### Instructions for the task
Write out the full listing exactly as given, minus the images.
..............................
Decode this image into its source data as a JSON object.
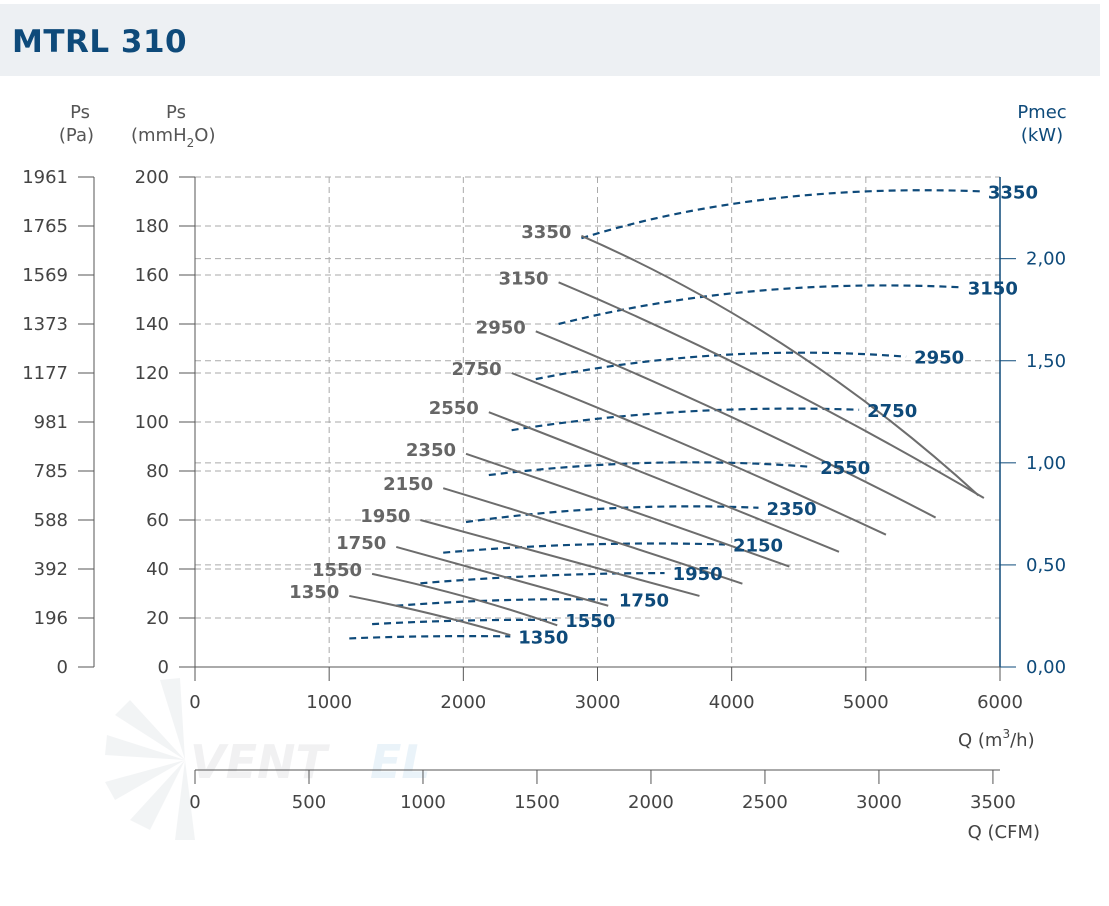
{
  "title": "MTRL 310",
  "axes": {
    "pa_label": "Ps",
    "pa_unit": "(Pa)",
    "mm_label": "Ps",
    "mm_unit_pre": "(mmH",
    "mm_unit_sub": "2",
    "mm_unit_post": "O)",
    "pmec_label": "Pmec",
    "pmec_unit": "(kW)",
    "q_m3h_label": "Q (m",
    "q_m3h_sup": "3",
    "q_m3h_post": "/h)",
    "q_cfm_label": "Q (CFM)"
  },
  "colors": {
    "pressure": "#6d6d6d",
    "power": "#0e4a7a",
    "grid": "#aaaaaa",
    "axis": "#0e4a7a"
  },
  "chart_data": {
    "type": "line",
    "title": "MTRL 310",
    "x_axis": {
      "label": "Q (m3/h)",
      "range": [
        0,
        6000
      ],
      "ticks": [
        "0",
        "1000",
        "2000",
        "3000",
        "4000",
        "5000",
        "6000"
      ]
    },
    "x2_axis": {
      "label": "Q (CFM)",
      "range": [
        0,
        3531
      ],
      "ticks": [
        "0",
        "500",
        "1000",
        "1500",
        "2000",
        "2500",
        "3000",
        "3500"
      ]
    },
    "y_axis_pa": {
      "label": "Ps (Pa)",
      "range": [
        0,
        1961
      ],
      "ticks": [
        "0",
        "196",
        "392",
        "588",
        "785",
        "981",
        "1177",
        "1373",
        "1569",
        "1765",
        "1961"
      ]
    },
    "y_axis_mm": {
      "label": "Ps (mmH2O)",
      "range": [
        0,
        200
      ],
      "ticks": [
        "0",
        "20",
        "40",
        "60",
        "80",
        "100",
        "120",
        "140",
        "160",
        "180",
        "200"
      ]
    },
    "y_axis_kw": {
      "label": "Pmec (kW)",
      "range": [
        0,
        2.4
      ],
      "ticks": [
        "0,00",
        "0,50",
        "1,00",
        "1,50",
        "2,00"
      ]
    },
    "grid": true,
    "pressure_series": [
      {
        "name": "1350",
        "points": [
          [
            1150,
            29
          ],
          [
            1800,
            22
          ],
          [
            2350,
            13
          ]
        ]
      },
      {
        "name": "1550",
        "points": [
          [
            1320,
            38
          ],
          [
            2080,
            29
          ],
          [
            2700,
            17
          ]
        ]
      },
      {
        "name": "1750",
        "points": [
          [
            1500,
            49
          ],
          [
            2350,
            36
          ],
          [
            3080,
            25
          ]
        ]
      },
      {
        "name": "1950",
        "points": [
          [
            1680,
            60
          ],
          [
            2620,
            46
          ],
          [
            3760,
            29
          ]
        ]
      },
      {
        "name": "2150",
        "points": [
          [
            1850,
            73
          ],
          [
            2880,
            56
          ],
          [
            4080,
            34
          ]
        ]
      },
      {
        "name": "2350",
        "points": [
          [
            2020,
            87
          ],
          [
            3150,
            66
          ],
          [
            4430,
            41
          ]
        ]
      },
      {
        "name": "2550",
        "points": [
          [
            2190,
            104
          ],
          [
            3420,
            78
          ],
          [
            4800,
            47
          ]
        ]
      },
      {
        "name": "2750",
        "points": [
          [
            2360,
            120
          ],
          [
            3700,
            91
          ],
          [
            5150,
            54
          ]
        ]
      },
      {
        "name": "2950",
        "points": [
          [
            2540,
            137
          ],
          [
            3970,
            105
          ],
          [
            5520,
            61
          ]
        ]
      },
      {
        "name": "3150",
        "points": [
          [
            2710,
            157
          ],
          [
            4230,
            122
          ],
          [
            5880,
            69
          ]
        ]
      },
      {
        "name": "3350",
        "points": [
          [
            2880,
            176
          ],
          [
            4500,
            137
          ],
          [
            5840,
            70
          ]
        ]
      }
    ],
    "power_series": [
      {
        "name": "1350",
        "points": [
          [
            1150,
            0.14
          ],
          [
            1700,
            0.155
          ],
          [
            2350,
            0.15
          ]
        ]
      },
      {
        "name": "1550",
        "points": [
          [
            1320,
            0.21
          ],
          [
            2000,
            0.235
          ],
          [
            2700,
            0.23
          ]
        ]
      },
      {
        "name": "1750",
        "points": [
          [
            1500,
            0.3
          ],
          [
            2300,
            0.34
          ],
          [
            3100,
            0.33
          ]
        ]
      },
      {
        "name": "1950",
        "points": [
          [
            1680,
            0.41
          ],
          [
            2600,
            0.46
          ],
          [
            3500,
            0.46
          ]
        ]
      },
      {
        "name": "2150",
        "points": [
          [
            1850,
            0.56
          ],
          [
            2900,
            0.62
          ],
          [
            3950,
            0.6
          ]
        ]
      },
      {
        "name": "2350",
        "points": [
          [
            2020,
            0.71
          ],
          [
            3100,
            0.81
          ],
          [
            4200,
            0.78
          ]
        ]
      },
      {
        "name": "2550",
        "points": [
          [
            2190,
            0.94
          ],
          [
            3400,
            1.04
          ],
          [
            4600,
            0.98
          ]
        ]
      },
      {
        "name": "2750",
        "points": [
          [
            2360,
            1.16
          ],
          [
            3600,
            1.29
          ],
          [
            4950,
            1.26
          ]
        ]
      },
      {
        "name": "2950",
        "points": [
          [
            2540,
            1.41
          ],
          [
            3900,
            1.59
          ],
          [
            5300,
            1.52
          ]
        ]
      },
      {
        "name": "3150",
        "points": [
          [
            2710,
            1.68
          ],
          [
            4100,
            1.91
          ],
          [
            5700,
            1.86
          ]
        ]
      },
      {
        "name": "3350",
        "points": [
          [
            2880,
            2.1
          ],
          [
            4200,
            2.37
          ],
          [
            5850,
            2.33
          ]
        ]
      }
    ]
  }
}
..............................
### Answer to this problem
Decode this image into its source data as a JSON object.
{
  "title": "MTRL 310",
  "axes": {
    "pa_label": "Ps",
    "pa_unit": "(Pa)",
    "mm_label": "Ps",
    "mm_unit_pre": "(mmH",
    "mm_unit_sub": "2",
    "mm_unit_post": "O)",
    "pmec_label": "Pmec",
    "pmec_unit": "(kW)",
    "q_m3h_label": "Q (m",
    "q_m3h_sup": "3",
    "q_m3h_post": "/h)",
    "q_cfm_label": "Q (CFM)"
  },
  "colors": {
    "pressure": "#6d6d6d",
    "power": "#0e4a7a",
    "grid": "#aaaaaa",
    "axis": "#0e4a7a"
  },
  "chart_data": {
    "type": "line",
    "title": "MTRL 310",
    "x_axis": {
      "label": "Q (m3/h)",
      "range": [
        0,
        6000
      ],
      "ticks": [
        "0",
        "1000",
        "2000",
        "3000",
        "4000",
        "5000",
        "6000"
      ]
    },
    "x2_axis": {
      "label": "Q (CFM)",
      "range": [
        0,
        3531
      ],
      "ticks": [
        "0",
        "500",
        "1000",
        "1500",
        "2000",
        "2500",
        "3000",
        "3500"
      ]
    },
    "y_axis_pa": {
      "label": "Ps (Pa)",
      "range": [
        0,
        1961
      ],
      "ticks": [
        "0",
        "196",
        "392",
        "588",
        "785",
        "981",
        "1177",
        "1373",
        "1569",
        "1765",
        "1961"
      ]
    },
    "y_axis_mm": {
      "label": "Ps (mmH2O)",
      "range": [
        0,
        200
      ],
      "ticks": [
        "0",
        "20",
        "40",
        "60",
        "80",
        "100",
        "120",
        "140",
        "160",
        "180",
        "200"
      ]
    },
    "y_axis_kw": {
      "label": "Pmec (kW)",
      "range": [
        0,
        2.4
      ],
      "ticks": [
        "0,00",
        "0,50",
        "1,00",
        "1,50",
        "2,00"
      ]
    },
    "grid": true,
    "pressure_series": [
      {
        "name": "1350",
        "points": [
          [
            1150,
            29
          ],
          [
            1800,
            22
          ],
          [
            2350,
            13
          ]
        ]
      },
      {
        "name": "1550",
        "points": [
          [
            1320,
            38
          ],
          [
            2080,
            29
          ],
          [
            2700,
            17
          ]
        ]
      },
      {
        "name": "1750",
        "points": [
          [
            1500,
            49
          ],
          [
            2350,
            36
          ],
          [
            3080,
            25
          ]
        ]
      },
      {
        "name": "1950",
        "points": [
          [
            1680,
            60
          ],
          [
            2620,
            46
          ],
          [
            3760,
            29
          ]
        ]
      },
      {
        "name": "2150",
        "points": [
          [
            1850,
            73
          ],
          [
            2880,
            56
          ],
          [
            4080,
            34
          ]
        ]
      },
      {
        "name": "2350",
        "points": [
          [
            2020,
            87
          ],
          [
            3150,
            66
          ],
          [
            4430,
            41
          ]
        ]
      },
      {
        "name": "2550",
        "points": [
          [
            2190,
            104
          ],
          [
            3420,
            78
          ],
          [
            4800,
            47
          ]
        ]
      },
      {
        "name": "2750",
        "points": [
          [
            2360,
            120
          ],
          [
            3700,
            91
          ],
          [
            5150,
            54
          ]
        ]
      },
      {
        "name": "2950",
        "points": [
          [
            2540,
            137
          ],
          [
            3970,
            105
          ],
          [
            5520,
            61
          ]
        ]
      },
      {
        "name": "3150",
        "points": [
          [
            2710,
            157
          ],
          [
            4230,
            122
          ],
          [
            5880,
            69
          ]
        ]
      },
      {
        "name": "3350",
        "points": [
          [
            2880,
            176
          ],
          [
            4500,
            137
          ],
          [
            5840,
            70
          ]
        ]
      }
    ],
    "power_series": [
      {
        "name": "1350",
        "points": [
          [
            1150,
            0.14
          ],
          [
            1700,
            0.155
          ],
          [
            2350,
            0.15
          ]
        ]
      },
      {
        "name": "1550",
        "points": [
          [
            1320,
            0.21
          ],
          [
            2000,
            0.235
          ],
          [
            2700,
            0.23
          ]
        ]
      },
      {
        "name": "1750",
        "points": [
          [
            1500,
            0.3
          ],
          [
            2300,
            0.34
          ],
          [
            3100,
            0.33
          ]
        ]
      },
      {
        "name": "1950",
        "points": [
          [
            1680,
            0.41
          ],
          [
            2600,
            0.46
          ],
          [
            3500,
            0.46
          ]
        ]
      },
      {
        "name": "2150",
        "points": [
          [
            1850,
            0.56
          ],
          [
            2900,
            0.62
          ],
          [
            3950,
            0.6
          ]
        ]
      },
      {
        "name": "2350",
        "points": [
          [
            2020,
            0.71
          ],
          [
            3100,
            0.81
          ],
          [
            4200,
            0.78
          ]
        ]
      },
      {
        "name": "2550",
        "points": [
          [
            2190,
            0.94
          ],
          [
            3400,
            1.04
          ],
          [
            4600,
            0.98
          ]
        ]
      },
      {
        "name": "2750",
        "points": [
          [
            2360,
            1.16
          ],
          [
            3600,
            1.29
          ],
          [
            4950,
            1.26
          ]
        ]
      },
      {
        "name": "2950",
        "points": [
          [
            2540,
            1.41
          ],
          [
            3900,
            1.59
          ],
          [
            5300,
            1.52
          ]
        ]
      },
      {
        "name": "3150",
        "points": [
          [
            2710,
            1.68
          ],
          [
            4100,
            1.91
          ],
          [
            5700,
            1.86
          ]
        ]
      },
      {
        "name": "3350",
        "points": [
          [
            2880,
            2.1
          ],
          [
            4200,
            2.37
          ],
          [
            5850,
            2.33
          ]
        ]
      }
    ]
  }
}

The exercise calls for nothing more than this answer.